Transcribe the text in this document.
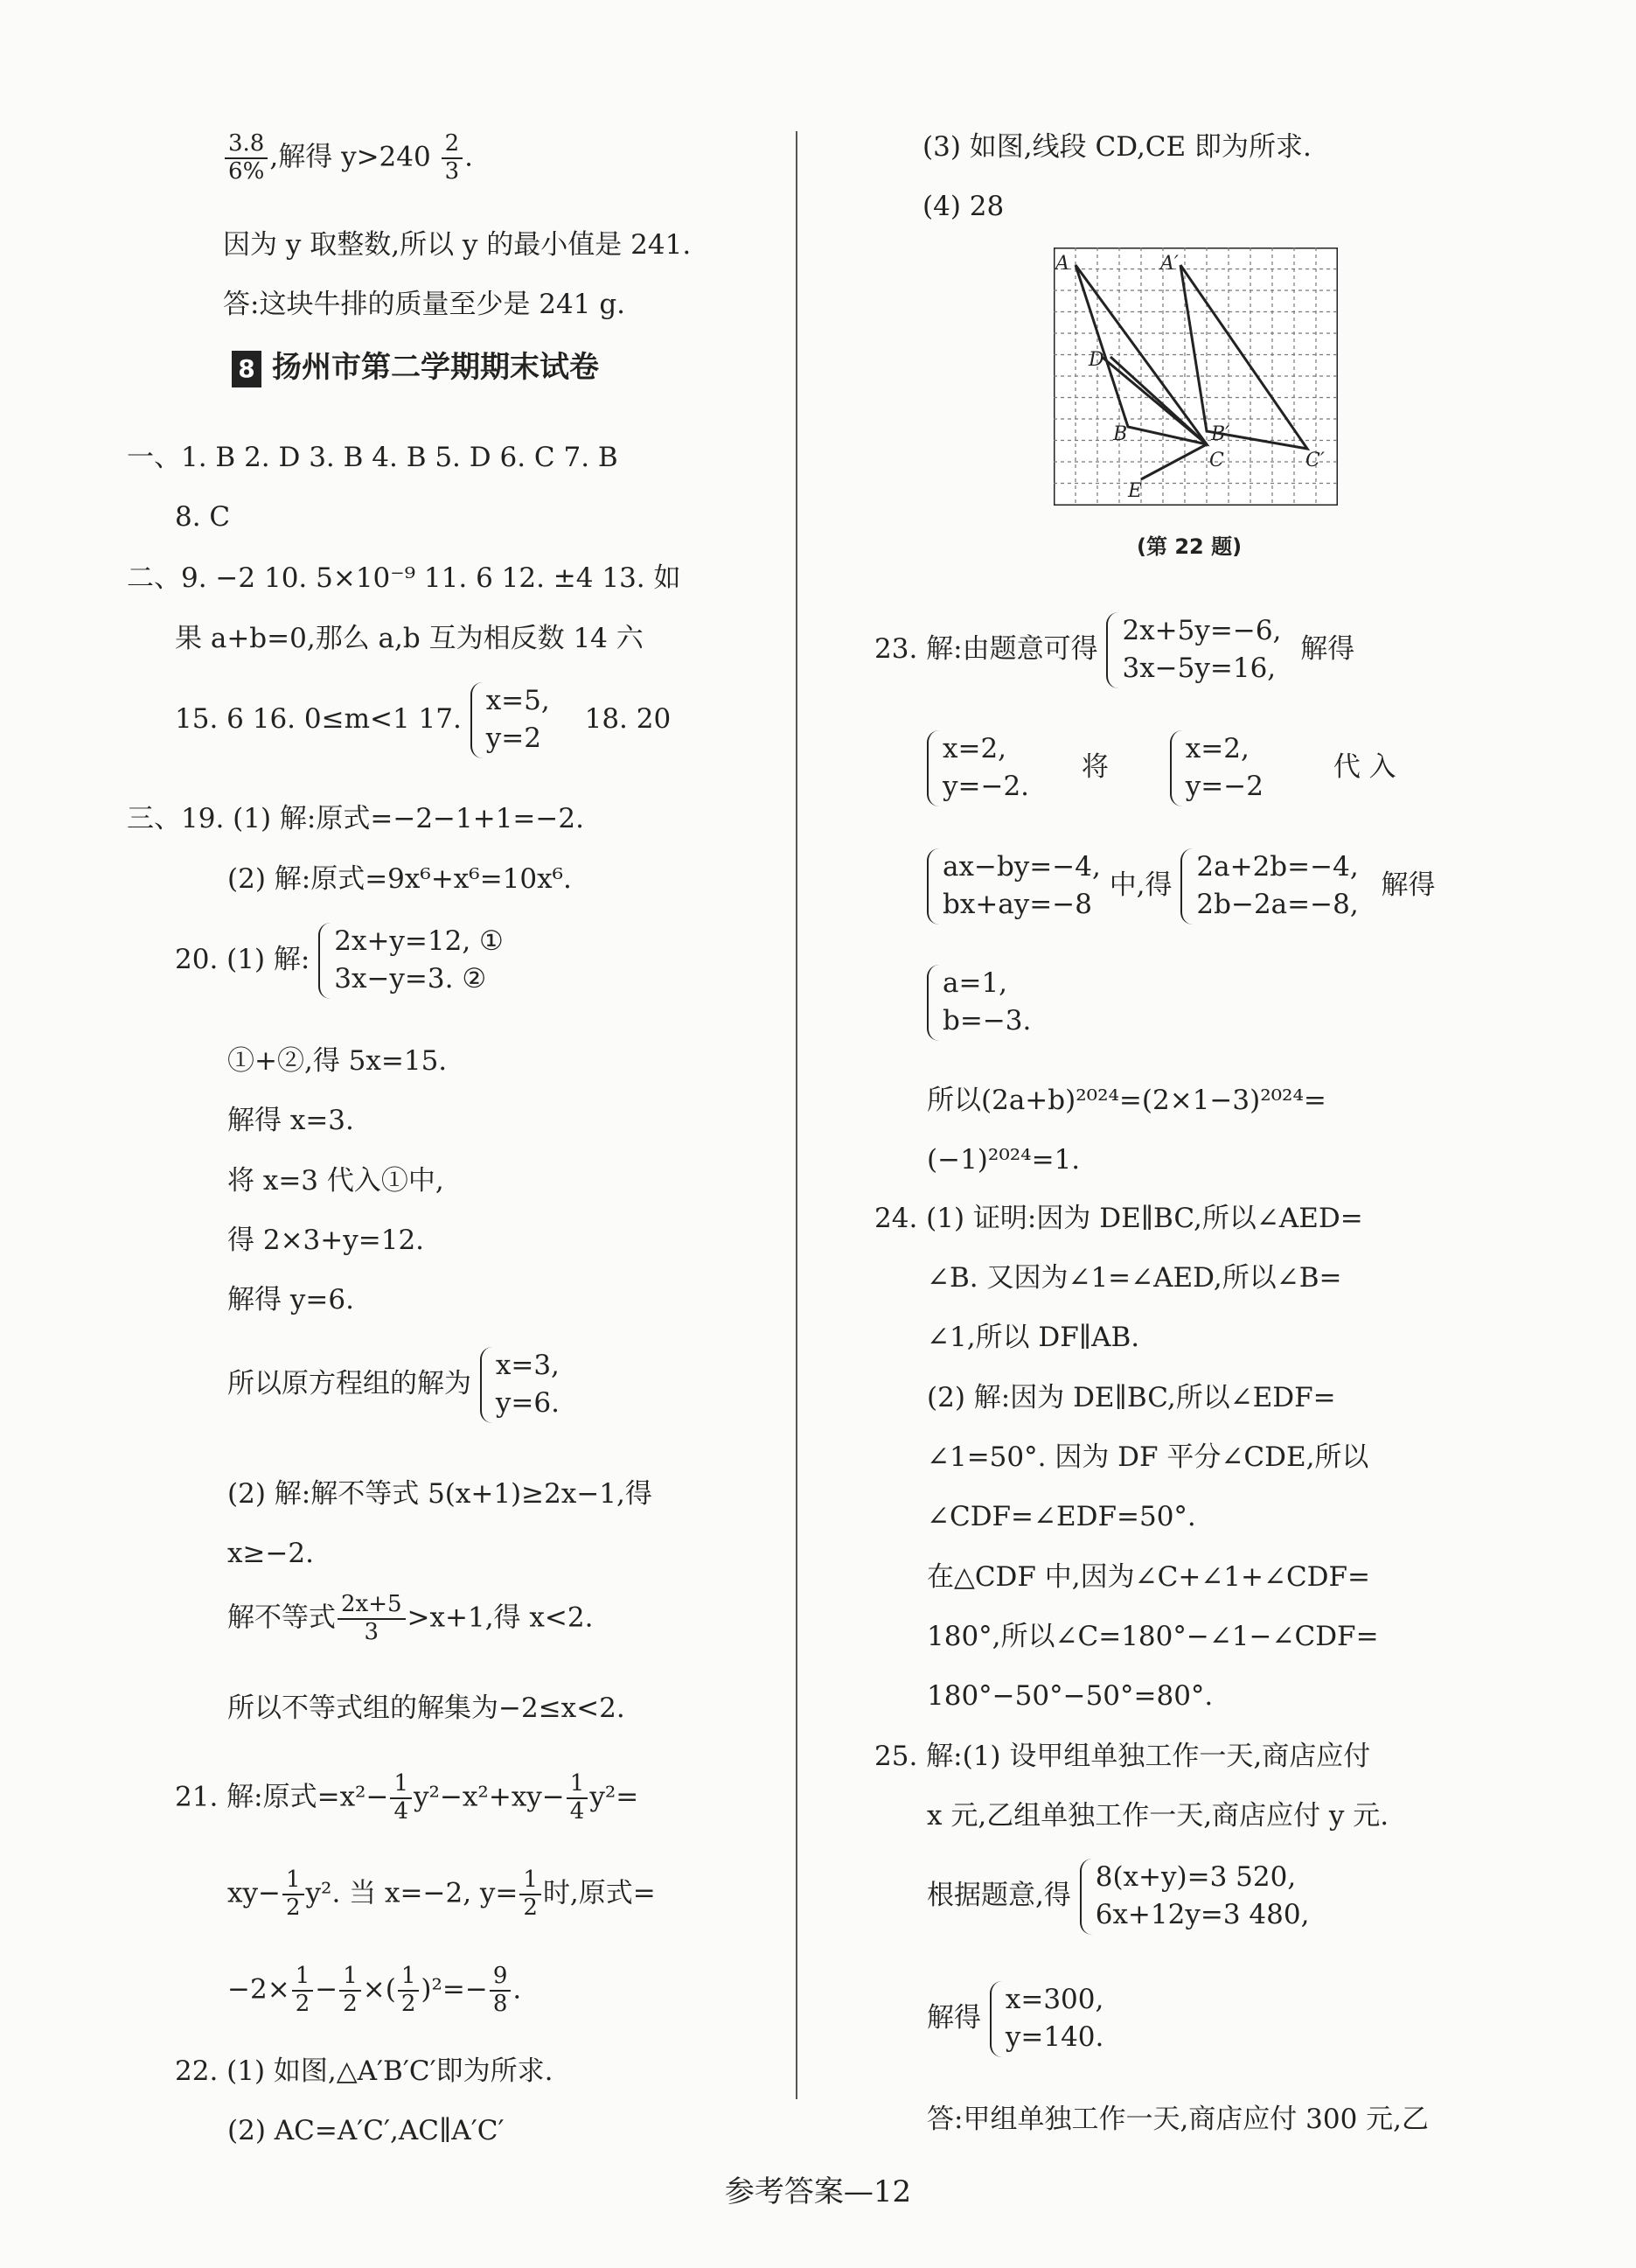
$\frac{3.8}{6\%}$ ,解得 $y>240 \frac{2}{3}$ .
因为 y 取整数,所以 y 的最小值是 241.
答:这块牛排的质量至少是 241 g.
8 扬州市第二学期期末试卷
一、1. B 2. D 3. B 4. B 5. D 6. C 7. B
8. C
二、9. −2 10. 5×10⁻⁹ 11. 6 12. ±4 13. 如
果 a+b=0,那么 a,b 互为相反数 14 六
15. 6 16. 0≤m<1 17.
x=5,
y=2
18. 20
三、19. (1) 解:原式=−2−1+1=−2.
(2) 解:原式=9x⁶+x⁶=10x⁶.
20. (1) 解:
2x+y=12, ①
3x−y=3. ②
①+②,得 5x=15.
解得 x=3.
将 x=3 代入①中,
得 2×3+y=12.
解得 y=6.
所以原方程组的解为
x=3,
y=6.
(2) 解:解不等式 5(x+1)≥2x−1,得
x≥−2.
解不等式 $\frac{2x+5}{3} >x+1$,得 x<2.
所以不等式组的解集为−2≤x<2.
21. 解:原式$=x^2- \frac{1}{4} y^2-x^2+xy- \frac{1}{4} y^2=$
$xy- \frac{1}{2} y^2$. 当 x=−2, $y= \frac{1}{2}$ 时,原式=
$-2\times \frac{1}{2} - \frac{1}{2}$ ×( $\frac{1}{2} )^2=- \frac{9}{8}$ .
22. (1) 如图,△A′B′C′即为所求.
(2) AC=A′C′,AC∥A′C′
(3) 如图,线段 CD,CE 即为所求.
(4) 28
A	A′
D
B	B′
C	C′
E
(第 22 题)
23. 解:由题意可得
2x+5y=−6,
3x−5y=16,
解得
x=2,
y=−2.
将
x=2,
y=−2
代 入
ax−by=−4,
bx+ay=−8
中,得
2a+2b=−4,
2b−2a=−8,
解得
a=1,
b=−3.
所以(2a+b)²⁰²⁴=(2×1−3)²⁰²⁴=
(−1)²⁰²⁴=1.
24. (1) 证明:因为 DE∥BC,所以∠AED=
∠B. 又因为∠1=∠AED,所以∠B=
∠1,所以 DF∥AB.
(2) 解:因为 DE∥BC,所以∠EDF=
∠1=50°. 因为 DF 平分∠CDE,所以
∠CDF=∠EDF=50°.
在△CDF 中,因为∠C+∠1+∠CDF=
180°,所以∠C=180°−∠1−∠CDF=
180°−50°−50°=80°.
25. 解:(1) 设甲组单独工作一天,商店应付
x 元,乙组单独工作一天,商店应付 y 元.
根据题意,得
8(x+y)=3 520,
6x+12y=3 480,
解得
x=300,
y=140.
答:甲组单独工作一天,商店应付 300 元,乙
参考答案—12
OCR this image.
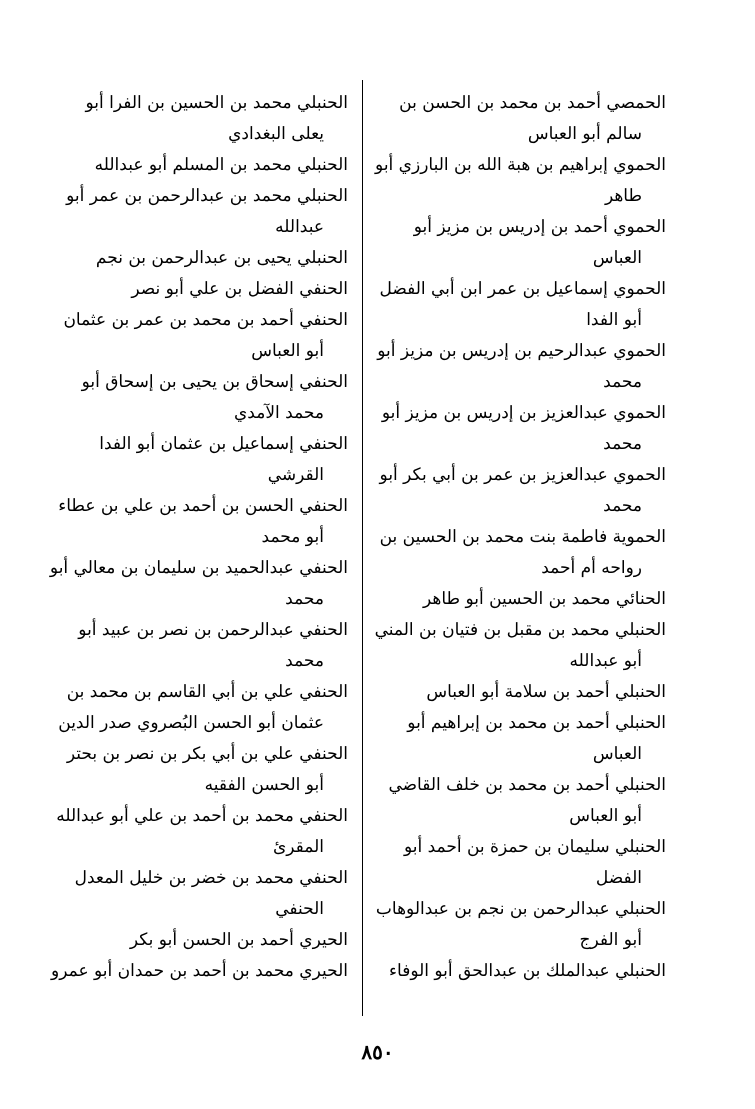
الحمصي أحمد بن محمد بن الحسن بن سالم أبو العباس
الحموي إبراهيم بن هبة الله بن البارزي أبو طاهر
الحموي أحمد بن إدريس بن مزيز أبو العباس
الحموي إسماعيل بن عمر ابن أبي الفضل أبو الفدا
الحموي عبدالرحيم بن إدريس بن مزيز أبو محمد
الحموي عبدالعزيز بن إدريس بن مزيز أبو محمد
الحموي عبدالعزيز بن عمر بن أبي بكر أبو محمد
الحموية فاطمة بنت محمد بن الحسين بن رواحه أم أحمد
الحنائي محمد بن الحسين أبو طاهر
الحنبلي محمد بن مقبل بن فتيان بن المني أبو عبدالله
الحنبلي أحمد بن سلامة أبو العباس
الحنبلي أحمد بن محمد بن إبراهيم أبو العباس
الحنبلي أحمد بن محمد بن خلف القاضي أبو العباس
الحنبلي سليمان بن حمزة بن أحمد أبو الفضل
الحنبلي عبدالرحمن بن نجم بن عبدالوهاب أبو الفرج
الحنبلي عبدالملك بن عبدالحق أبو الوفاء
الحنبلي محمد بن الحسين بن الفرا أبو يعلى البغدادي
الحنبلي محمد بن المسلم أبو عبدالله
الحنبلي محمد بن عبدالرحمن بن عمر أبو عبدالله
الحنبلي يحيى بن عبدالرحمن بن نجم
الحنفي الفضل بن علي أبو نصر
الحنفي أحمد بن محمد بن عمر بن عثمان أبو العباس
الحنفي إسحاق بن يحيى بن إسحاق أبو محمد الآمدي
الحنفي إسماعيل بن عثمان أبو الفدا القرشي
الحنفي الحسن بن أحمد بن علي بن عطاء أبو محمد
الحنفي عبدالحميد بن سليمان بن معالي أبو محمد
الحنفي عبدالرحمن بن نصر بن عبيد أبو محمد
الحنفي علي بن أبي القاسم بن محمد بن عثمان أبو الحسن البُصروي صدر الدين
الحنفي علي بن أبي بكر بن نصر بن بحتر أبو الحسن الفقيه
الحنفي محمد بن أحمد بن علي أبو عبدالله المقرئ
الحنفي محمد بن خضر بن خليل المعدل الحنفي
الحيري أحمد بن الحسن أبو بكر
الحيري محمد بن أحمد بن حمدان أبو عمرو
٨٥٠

-*-

### Task instructions
Go through the entries above and pull out each line with "الحيري" in it.

### Expected answer
الحيري أحمد بن الحسن أبو بكر
الحيري محمد بن أحمد بن حمدان أبو عمرو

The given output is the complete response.